▶ Task prompt
Copy the records starting at the line that contains "calendar-event[interactable]: Math Tutoring" and ending at the line that contains "calendar-event[interactable]: Reading Time: [488, 230, 624, 251]", putting "Pilates Class" wherever "Hot Yoga" appears and changing nothing else. Give only those lines.

▶ Supplied data

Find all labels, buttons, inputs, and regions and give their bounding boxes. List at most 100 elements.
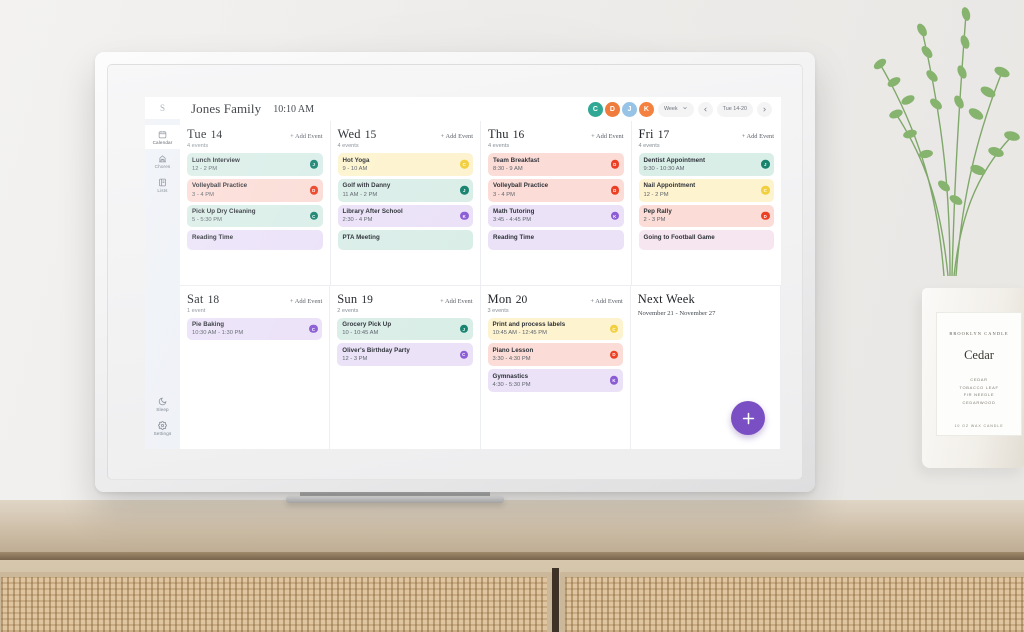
calendar-event[interactable]: Math Tutoring 3:45 - 4:45 PM K: [488, 204, 624, 228]
event-time: 3 - 4 PM: [493, 191, 515, 198]
member-avatars: CDJK: [587, 101, 654, 117]
brand-logo: S: [145, 97, 180, 119]
day-header: Wed 15 + Add Event: [338, 127, 474, 142]
event-member-badge: J: [761, 160, 770, 169]
day-number: 20: [515, 293, 528, 306]
sidebar-item-lists[interactable]: Lists: [145, 173, 180, 197]
avatar[interactable]: J: [621, 101, 637, 117]
calendar-event[interactable]: Nail Appointment 12 - 2 PM C: [638, 178, 774, 202]
date-range-pill[interactable]: Tue 14-20: [716, 101, 753, 117]
calendar-event[interactable]: Going to Football Game: [638, 230, 774, 251]
sidebar-item-label: Lists: [157, 188, 168, 193]
calendar-event[interactable]: Print and process labels 10:45 AM - 12:45…: [487, 317, 623, 341]
plant-decoration: [826, 0, 1024, 277]
event-title: Reading Time: [493, 233, 535, 241]
day-name: Sun: [337, 291, 358, 306]
calendar-event[interactable]: Golf with Danny 11 AM - 2 PM J: [337, 178, 473, 202]
sidebar-item-label: Calendar: [152, 140, 173, 145]
view-select-label: Week: [663, 106, 678, 112]
day-event-count: 4 events: [488, 143, 510, 149]
calendar-event[interactable]: Pick Up Dry Cleaning 5 - 5:30 PM C: [187, 204, 323, 228]
device-screen: S Calendar Chores Lists Sleep Settings J…: [145, 97, 781, 449]
event-member-badge: C: [309, 324, 318, 334]
event-title: Pep Rally: [643, 208, 672, 215]
calendar-event[interactable]: PTA Meeting: [337, 230, 473, 251]
calendar-event[interactable]: Hot Yoga 9 - 10 AM C: [337, 153, 473, 176]
event-member-badge: J: [309, 160, 318, 169]
add-event-button[interactable]: + Add Event: [591, 133, 623, 140]
calendar-event[interactable]: Reading Time: [488, 230, 624, 251]
add-event-button[interactable]: + Add Event: [742, 133, 774, 140]
sideboard-cabinets: [0, 560, 1024, 632]
event-member-badge: D: [309, 185, 318, 195]
day-event-count: 4 events: [337, 143, 359, 149]
chores-icon: [158, 154, 167, 163]
day-name: Sat: [187, 291, 204, 306]
sidebar-item-sleep[interactable]: Sleep: [145, 392, 180, 416]
event-time: 12 - 2 PM: [192, 165, 218, 172]
add-event-fab[interactable]: [731, 401, 765, 435]
day-number: 18: [207, 293, 220, 306]
day-name: Wed: [337, 127, 361, 141]
day-event-count: 4 events: [187, 143, 209, 149]
event-member-badge: C: [309, 211, 318, 221]
calendar-event[interactable]: Reading Time: [187, 230, 323, 251]
day-column: Thu 16 + Add Event 4 events Team Breakfast 8:…: [481, 121, 632, 285]
add-event-button[interactable]: + Add Event: [290, 298, 322, 305]
sidebar-item-chores[interactable]: Chores: [145, 149, 180, 173]
calendar-event[interactable]: Lunch Interview 12 - 2 PM J: [187, 153, 323, 176]
event-title: Nail Appointment: [643, 182, 696, 190]
avatar[interactable]: C: [587, 101, 603, 117]
next-week-button[interactable]: [757, 101, 772, 117]
event-title: Piano Lesson: [492, 346, 534, 354]
add-event-button[interactable]: + Add Event: [440, 298, 472, 305]
event-time: 10:30 AM - 1:30 PM: [192, 330, 244, 337]
day-header: Next Week: [638, 292, 773, 307]
calendar-event[interactable]: Pep Rally 2 - 3 PM D: [638, 204, 774, 228]
day-column: Wed 15 + Add Event 4 events Hot Yoga 9 - 10 A…: [331, 121, 481, 285]
day-column: Fri 17 + Add Event 4 events Dentist Appointm…: [632, 121, 782, 285]
gear-icon: [158, 421, 167, 430]
calendar-event[interactable]: Gymnastics 4:30 - 5:30 PM K: [487, 369, 623, 392]
event-title: Hot Yoga: [342, 156, 370, 164]
calendar-event[interactable]: Volleyball Practice 3 - 4 PM D: [488, 178, 624, 202]
view-select[interactable]: Week: [657, 101, 694, 117]
event-time: 12 - 2 PM: [643, 191, 669, 198]
candle-brand: BROOKLYN CANDLE: [949, 331, 1009, 336]
week-row-first: Tue 14 + Add Event 4 events Lunch Interview 1…: [180, 121, 781, 286]
day-number: 16: [512, 129, 525, 141]
add-event-button[interactable]: + Add Event: [290, 133, 322, 140]
calendar-event[interactable]: Grocery Pick Up 10 - 10:45 AM J: [337, 317, 473, 341]
sidebar-item-settings[interactable]: Settings: [145, 416, 180, 440]
sidebar-item-label: Chores: [154, 164, 171, 169]
avatar[interactable]: K: [638, 101, 654, 117]
add-event-button[interactable]: + Add Event: [441, 133, 473, 140]
day-column: Sat 18 + Add Event 1 event Pie Baking 10:30 A…: [180, 285, 331, 449]
calendar-event[interactable]: Team Breakfast 8:30 - 9 AM D: [488, 153, 624, 176]
event-time: 9:30 - 10:30 AM: [643, 165, 685, 172]
event-member-badge: K: [609, 376, 619, 385]
calendar-event[interactable]: Library After School 2:30 - 4 PM K: [337, 204, 473, 228]
calendar-event[interactable]: Oliver's Birthday Party 12 - 3 PM C: [337, 343, 473, 366]
prev-week-button[interactable]: [697, 101, 713, 117]
week-row-second: Sat 18 + Add Event 1 event Pie Baking 10:30 A…: [180, 285, 781, 449]
event-member-badge: K: [610, 211, 619, 221]
event-member-badge: C: [460, 160, 469, 169]
event-title: Going to Football Game: [643, 233, 715, 241]
sidebar-top-nav: Calendar Chores Lists: [145, 125, 180, 197]
event-time: 10 - 10:45 AM: [342, 330, 379, 337]
day-event-count: 3 events: [487, 307, 509, 314]
candle-notes: CEDAR TOBACCO LEAF FIR NEEDLE CEDARWOOD: [959, 377, 999, 405]
sidebar-item-calendar[interactable]: Calendar: [145, 125, 180, 149]
event-title: PTA Meeting: [342, 233, 380, 241]
day-name: Thu: [488, 127, 509, 141]
add-event-button[interactable]: + Add Event: [590, 298, 622, 305]
clock: 10:10 AM: [273, 103, 315, 115]
calendar-event[interactable]: Piano Lesson 3:30 - 4:30 PM D: [487, 343, 623, 366]
day-number: 15: [364, 129, 377, 141]
calendar-event[interactable]: Dentist Appointment 9:30 - 10:30 AM J: [638, 153, 774, 176]
calendar-event[interactable]: Volleyball Practice 3 - 4 PM D: [187, 178, 323, 202]
top-bar-controls: CDJK Week Tue 14-20: [587, 101, 772, 117]
calendar-event[interactable]: Pie Baking 10:30 AM - 1:30 PM C: [187, 317, 323, 341]
avatar[interactable]: D: [604, 101, 620, 117]
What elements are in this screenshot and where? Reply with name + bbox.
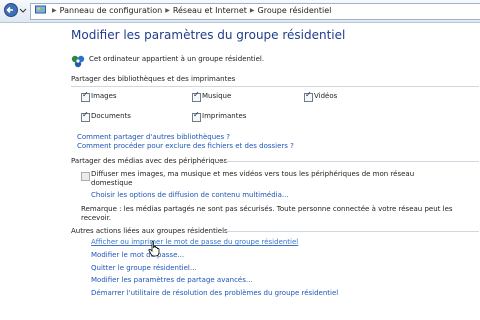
- history-dropdown-icon[interactable]: [19, 3, 27, 17]
- control-panel-icon: [35, 5, 46, 14]
- checkbox-printers-label: Imprimantes: [202, 112, 247, 120]
- section-divider: [226, 231, 479, 232]
- back-arrow-icon[interactable]: [4, 3, 18, 17]
- homegroup-icon: [71, 55, 85, 68]
- link-share-other-libraries[interactable]: Comment partager d'autres bibliothèques …: [77, 133, 230, 141]
- homegroup-status-text: Cet ordinateur appartient à un groupe ré…: [89, 55, 265, 63]
- link-homegroup-troubleshooter[interactable]: Démarrer l'utilitaire de résolution des …: [91, 289, 338, 297]
- section-divider: [71, 86, 479, 87]
- link-leave-homegroup[interactable]: Quitter le groupe résidentiel...: [91, 264, 197, 272]
- actions-section-heading: Autres actions liées aux groupes résiden…: [71, 227, 228, 235]
- breadcrumb-field[interactable]: ▶ Panneau de configuration ▶ Réseau et I…: [30, 3, 480, 20]
- checkbox-music[interactable]: [192, 90, 201, 102]
- breadcrumb-separator-icon[interactable]: ▶: [165, 7, 170, 14]
- page-title: Modifier les paramètres du groupe réside…: [71, 28, 346, 42]
- address-bar: ▶ Panneau de configuration ▶ Réseau et I…: [0, 0, 480, 23]
- section-divider: [218, 161, 479, 162]
- checkbox-music-label: Musique: [202, 92, 232, 100]
- checkbox-videos[interactable]: [304, 90, 313, 102]
- link-change-password[interactable]: Modifier le mot de passe...: [91, 251, 184, 259]
- link-media-streaming-options[interactable]: Choisir les options de diffusion de cont…: [91, 191, 289, 199]
- checkbox-printers[interactable]: [192, 110, 201, 122]
- media-remark-line1: Remarque : les médias partagés ne sont p…: [81, 205, 453, 213]
- link-exclude-files[interactable]: Comment procéder pour exclure des fichie…: [77, 142, 294, 150]
- breadcrumb-network-internet[interactable]: Réseau et Internet: [173, 6, 247, 15]
- checkbox-videos-label: Vidéos: [314, 92, 338, 100]
- link-show-print-password[interactable]: Afficher ou imprimer le mot de passe du …: [91, 238, 298, 246]
- checkbox-images[interactable]: [81, 90, 90, 102]
- breadcrumb: ▶ Panneau de configuration ▶ Réseau et I…: [35, 5, 331, 15]
- media-section-heading: Partager des médias avec des périphériqu…: [71, 157, 228, 165]
- breadcrumb-separator-icon[interactable]: ▶: [250, 7, 255, 14]
- stream-media-label-line2: domestique: [91, 179, 133, 187]
- link-advanced-sharing-settings[interactable]: Modifier les paramètres de partage avanc…: [91, 276, 253, 284]
- libraries-section-heading: Partager des bibliothèques et des imprim…: [71, 75, 236, 83]
- hand-cursor-icon: [148, 241, 160, 257]
- checkbox-stream-media[interactable]: [81, 172, 90, 181]
- breadcrumb-separator-icon[interactable]: ▶: [52, 7, 57, 14]
- checkbox-documents-label: Documents: [91, 112, 131, 120]
- breadcrumb-homegroup[interactable]: Groupe résidentiel: [258, 6, 332, 15]
- breadcrumb-control-panel[interactable]: Panneau de configuration: [60, 6, 163, 15]
- checkbox-images-label: Images: [91, 92, 117, 100]
- media-remark-line2: recevoir.: [81, 214, 112, 222]
- stream-media-label-line1: Diffuser mes images, ma musique et mes v…: [91, 170, 415, 178]
- checkbox-documents[interactable]: [81, 110, 90, 122]
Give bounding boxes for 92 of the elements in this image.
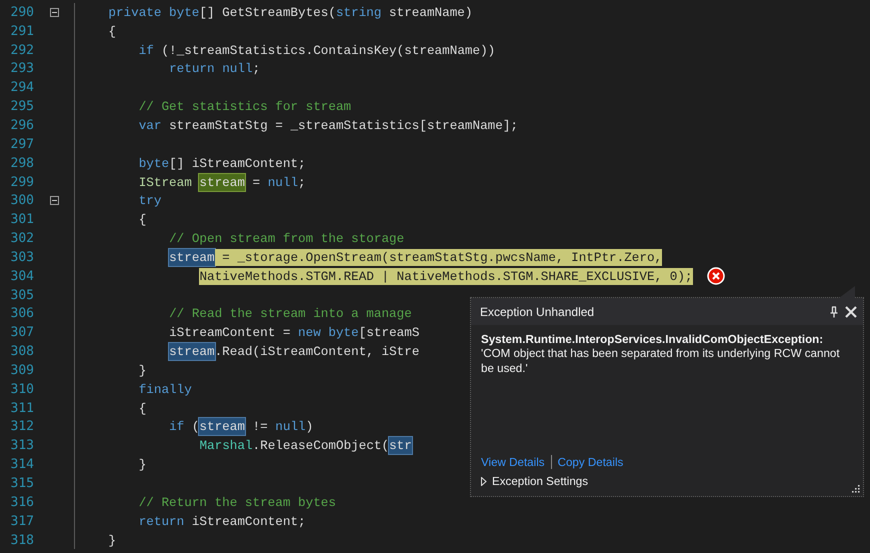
code-token: = bbox=[252, 174, 262, 191]
line-number: 299 bbox=[10, 174, 34, 190]
code-token: Marshal bbox=[199, 437, 253, 454]
code-token: NativeMethods.STGM.READ | NativeMethods.STGM.SHARE_EXCLUSIVE, 0); bbox=[199, 268, 693, 285]
line-number: 309 bbox=[10, 362, 34, 378]
code-token: return bbox=[138, 512, 184, 530]
code-token: if bbox=[138, 42, 154, 59]
code-token: // Read the stream into a manage bbox=[169, 305, 412, 322]
code-token: [streamS bbox=[358, 324, 420, 342]
code-token: != bbox=[252, 418, 269, 436]
line-number: 292 bbox=[10, 42, 34, 58]
code-token: [] GetStreamBytes( bbox=[199, 4, 336, 21]
code-token: finally bbox=[138, 380, 192, 398]
popup-title: Exception Unhandled bbox=[480, 304, 596, 318]
code-token: // Return the stream bytes bbox=[138, 494, 336, 511]
code-token: ; bbox=[252, 60, 260, 78]
code-token: { bbox=[138, 211, 146, 228]
code-token: string bbox=[336, 4, 382, 21]
code-token: } bbox=[138, 362, 146, 379]
code-token: iStreamContent = bbox=[169, 324, 292, 342]
code-token: try bbox=[138, 192, 162, 210]
code-token: ; bbox=[298, 174, 306, 191]
highlighted-symbol: stream bbox=[169, 343, 215, 360]
line-number: 318 bbox=[10, 532, 34, 548]
code-token: { bbox=[108, 22, 116, 40]
close-icon[interactable] bbox=[845, 306, 857, 318]
code-token: .ReleaseComObject( bbox=[252, 437, 390, 454]
code-token: streamName) bbox=[388, 4, 472, 21]
line-number: 306 bbox=[10, 306, 34, 322]
line-number: 291 bbox=[10, 24, 34, 39]
line-number: 308 bbox=[10, 344, 34, 360]
code-token: null bbox=[268, 174, 298, 191]
line-number: 295 bbox=[10, 99, 34, 114]
line-number: 298 bbox=[10, 156, 34, 171]
code-token: return bbox=[169, 60, 216, 78]
collapse-icon[interactable] bbox=[50, 8, 58, 17]
line-number: 316 bbox=[10, 494, 34, 510]
code-token: } bbox=[138, 456, 146, 474]
code-token: { bbox=[138, 400, 146, 417]
line-number: 293 bbox=[10, 61, 34, 76]
expand-triangle-icon bbox=[481, 477, 487, 486]
code-token: new bbox=[298, 324, 322, 342]
exception-settings-toggle[interactable]: Exception Settings bbox=[481, 475, 588, 488]
code-token: IStream bbox=[138, 174, 193, 191]
code-token: var bbox=[138, 116, 162, 134]
code-token: ) bbox=[306, 418, 314, 436]
line-number: 314 bbox=[10, 457, 34, 472]
line-number: 301 bbox=[10, 212, 34, 228]
line-number: 310 bbox=[10, 382, 34, 397]
code-token: .Read(iStreamContent, iStre bbox=[214, 343, 420, 360]
line-number: 296 bbox=[10, 118, 34, 133]
line-number: 300 bbox=[10, 193, 34, 208]
code-token: if bbox=[169, 418, 184, 436]
line-number: 303 bbox=[10, 250, 34, 265]
line-number: 302 bbox=[10, 231, 34, 246]
line-number: 304 bbox=[10, 268, 34, 284]
line-number: 311 bbox=[10, 400, 34, 416]
line-number: 313 bbox=[10, 438, 34, 454]
line-number: 290 bbox=[10, 4, 34, 20]
code-token: // Open stream from the storage bbox=[169, 230, 404, 248]
code-token: streamStatStg = _streamStatistics[streamName]; bbox=[168, 116, 518, 134]
code-token: = _storage.OpenStream(streamStatStg.pwcsName, IntPtr.Zero, bbox=[214, 248, 662, 266]
highlighted-symbol: str bbox=[389, 437, 412, 454]
code-token: null bbox=[222, 60, 253, 78]
line-number: 307 bbox=[10, 325, 34, 340]
code-token: null bbox=[275, 418, 306, 436]
code-token: byte bbox=[169, 4, 200, 21]
highlighted-symbol: stream bbox=[199, 418, 245, 436]
line-number: 312 bbox=[10, 419, 34, 434]
code-token: iStreamContent; bbox=[190, 512, 306, 530]
code-token: (!_streamStatistics.ContainsKey(streamName)) bbox=[160, 42, 496, 59]
code-token: [] iStreamContent; bbox=[169, 154, 306, 172]
code-token: ( bbox=[190, 418, 200, 436]
line-number: 305 bbox=[10, 288, 34, 303]
code-token: // Get statistics for stream bbox=[138, 98, 352, 116]
line-number: 315 bbox=[10, 476, 34, 492]
line-number: 294 bbox=[10, 80, 34, 96]
pin-icon[interactable] bbox=[829, 306, 839, 318]
code-token: private bbox=[108, 4, 162, 21]
code-token: } bbox=[108, 532, 116, 549]
code-token: byte bbox=[328, 324, 359, 342]
exception-type: System.Runtime.InteropServices.InvalidComObjectException: bbox=[481, 333, 824, 346]
line-number: 297 bbox=[10, 136, 34, 152]
code-token: byte bbox=[138, 154, 170, 172]
resize-grip-icon[interactable] bbox=[850, 483, 860, 493]
details-link[interactable]: View Details bbox=[481, 456, 545, 468]
line-number: 317 bbox=[10, 514, 34, 529]
collapse-icon[interactable] bbox=[50, 196, 58, 206]
details-link[interactable]: Copy Details bbox=[558, 456, 624, 468]
highlighted-symbol: stream bbox=[169, 248, 215, 266]
highlighted-symbol: stream bbox=[199, 174, 245, 191]
exception-message: 'COM object that has been separated from its underlying RCW cannot be used.' bbox=[481, 346, 841, 376]
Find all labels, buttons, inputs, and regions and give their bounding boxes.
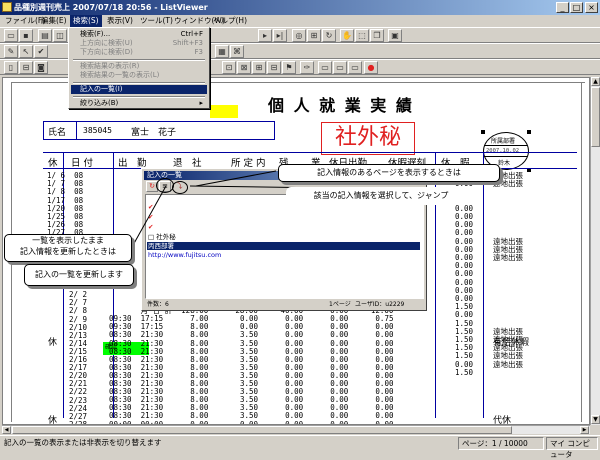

▶ Written response
calendar-event[interactable]: Math Tutoring 3:45 - 4:45 PM K: [488, 204, 624, 228]
event-time: 3 - 4 PM: [493, 191, 515, 198]
member-avatars: CDJK: [587, 101, 654, 117]
brand-logo: S: [145, 97, 180, 119]
day-header: Wed 15 + Add Event: [338, 127, 474, 142]
event-member-badge: J: [761, 160, 770, 169]
day-number: 20: [515, 293, 528, 306]
sidebar-item-lists[interactable]: Lists: [145, 173, 180, 197]
avatar[interactable]: J: [621, 101, 637, 117]
calendar-event[interactable]: Nail Appointment 12 - 2 PM C: [638, 178, 774, 202]
date-range-pill[interactable]: Tue 14-20: [716, 101, 753, 117]
calendar-event[interactable]: Going to Football Game: [638, 230, 774, 251]
sidebar-item-label: Lists: [157, 188, 168, 193]
calendar-event[interactable]: Print and process labels 10:45 AM - 12:45…: [487, 317, 623, 341]
plant-decoration: [826, 0, 1024, 277]
event-title: Reading Time: [493, 233, 535, 241]
day-name: Sun: [337, 291, 358, 306]
calendar-event[interactable]: Golf with Danny 11 AM - 2 PM J: [337, 178, 473, 202]
sidebar-item-label: Calendar: [152, 140, 173, 145]
view-select-label: Week: [663, 106, 678, 112]
day-event-count: 4 events: [488, 143, 510, 149]
calendar-event[interactable]: Pick Up Dry Cleaning 5 - 5:30 PM C: [187, 204, 323, 228]
device-screen: S Calendar Chores Lists Sleep Settings J…: [145, 97, 781, 449]
event-member-badge: C: [309, 324, 318, 334]
event-title: Pep Rally: [643, 208, 672, 215]
calendar-event[interactable]: PTA Meeting: [337, 230, 473, 251]
calendar-event[interactable]: Pilates Class 9 - 10 AM C: [337, 153, 473, 176]
event-member-badge: J: [309, 160, 318, 169]
add-event-button[interactable]: + Add Event: [591, 133, 623, 140]
calendar-event[interactable]: Reading Time: [488, 230, 624, 251]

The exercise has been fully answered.